- **Exercise requirements**
Copy all lines below exactly as written. Leave pictures out.

## BEGIN Task material

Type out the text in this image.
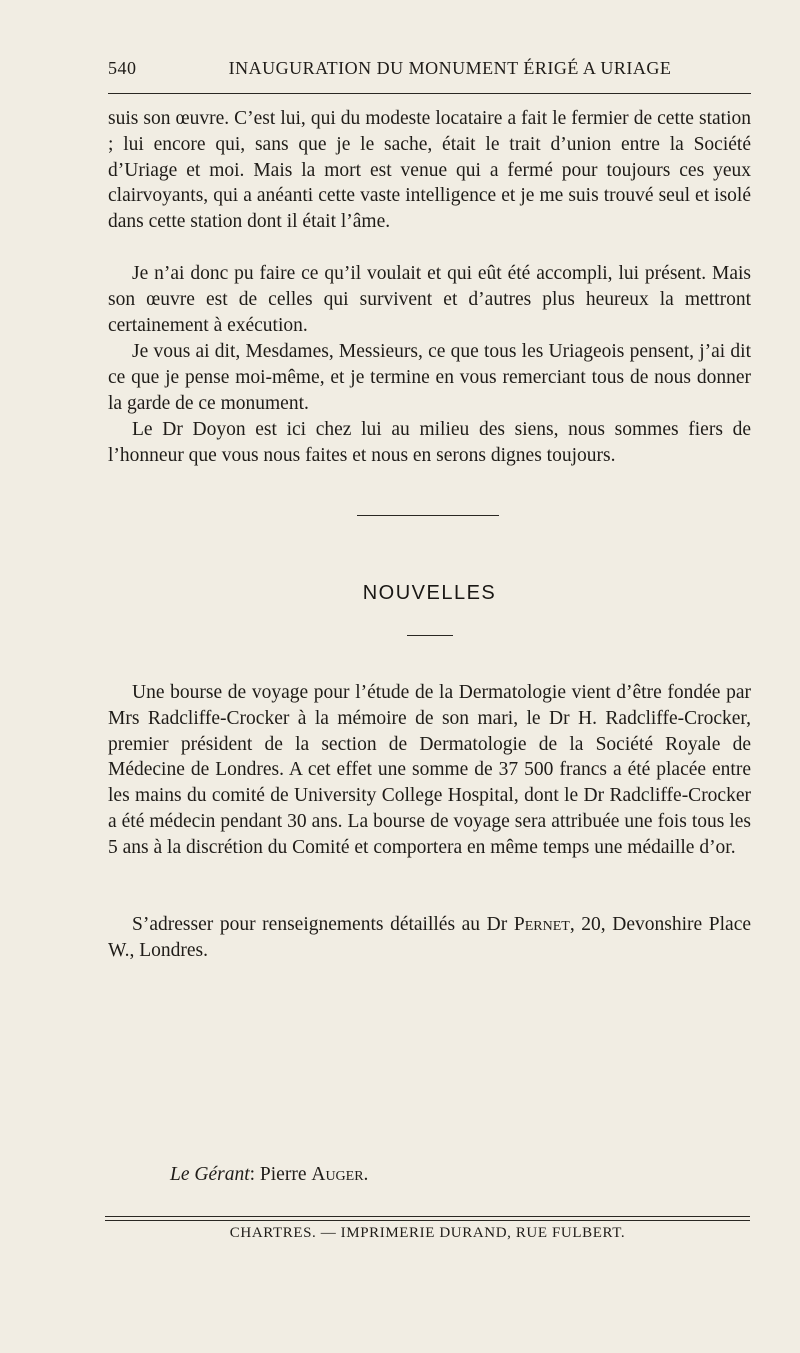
540	INAUGURATION DU MONUMENT ÉRIGÉ A URIAGE

suis son œuvre. C’est lui, qui du modeste locataire a fait le fermier de cette station ; lui encore qui, sans que je le sache, était le trait d’union entre la Société d’Uriage et moi. Mais la mort est venue qui a fermé pour toujours ces yeux clairvoyants, qui a anéanti cette vaste intelligence et je me suis trouvé seul et isolé dans cette station dont il était l’âme.

Je n’ai donc pu faire ce qu’il voulait et qui eût été accompli, lui présent. Mais son œuvre est de celles qui survivent et d’autres plus heureux la mettront certainement à exécution.

Je vous ai dit, Mesdames, Messieurs, ce que tous les Uriageois pensent, j’ai dit ce que je pense moi-même, et je termine en vous remerciant tous de nous donner la garde de ce monument.

Le Dr Doyon est ici chez lui au milieu des siens, nous sommes fiers de l’honneur que vous nous faites et nous en serons dignes toujours.

NOUVELLES

Une bourse de voyage pour l’étude de la Dermatologie vient d’être fondée par Mrs Radcliffe-Crocker à la mémoire de son mari, le Dr H. Radcliffe-Crocker, premier président de la section de Dermatologie de la Société Royale de Médecine de Londres. A cet effet une somme de 37 500 francs a été placée entre les mains du comité de University College Hospital, dont le Dr Radcliffe-Crocker a été médecin pendant 30 ans. La bourse de voyage sera attribuée une fois tous les 5 ans à la discrétion du Comité et comportera en même temps une médaille d’or.

S’adresser pour renseignements détaillés au Dr Pernet, 20, Devonshire Place W., Londres.

Le Gérant: Pierre Auger.
CHARTRES. — IMPRIMERIE DURAND, RUE FULBERT.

## END Task material

- **Reply to the task**
Type out the text in this image.
540	INAUGURATION DU MONUMENT ÉRIGÉ A URIAGE

suis son œuvre. C’est lui, qui du modeste locataire a fait le fermier de cette station ; lui encore qui, sans que je le sache, était le trait d’union entre la Société d’Uriage et moi. Mais la mort est venue qui a fermé pour toujours ces yeux clairvoyants, qui a anéanti cette vaste intelligence et je me suis trouvé seul et isolé dans cette station dont il était l’âme.

Je n’ai donc pu faire ce qu’il voulait et qui eût été accompli, lui présent. Mais son œuvre est de celles qui survivent et d’autres plus heureux la mettront certainement à exécution.

Je vous ai dit, Mesdames, Messieurs, ce que tous les Uriageois pensent, j’ai dit ce que je pense moi-même, et je termine en vous remerciant tous de nous donner la garde de ce monument.

Le Dr Doyon est ici chez lui au milieu des siens, nous sommes fiers de l’honneur que vous nous faites et nous en serons dignes toujours.

NOUVELLES

Une bourse de voyage pour l’étude de la Dermatologie vient d’être fondée par Mrs Radcliffe-Crocker à la mémoire de son mari, le Dr H. Radcliffe-Crocker, premier président de la section de Dermatologie de la Société Royale de Médecine de Londres. A cet effet une somme de 37 500 francs a été placée entre les mains du comité de University College Hospital, dont le Dr Radcliffe-Crocker a été médecin pendant 30 ans. La bourse de voyage sera attribuée une fois tous les 5 ans à la discrétion du Comité et comportera en même temps une médaille d’or.

S’adresser pour renseignements détaillés au Dr Pernet, 20, Devonshire Place W., Londres.

Le Gérant: Pierre Auger.
CHARTRES. — IMPRIMERIE DURAND, RUE FULBERT.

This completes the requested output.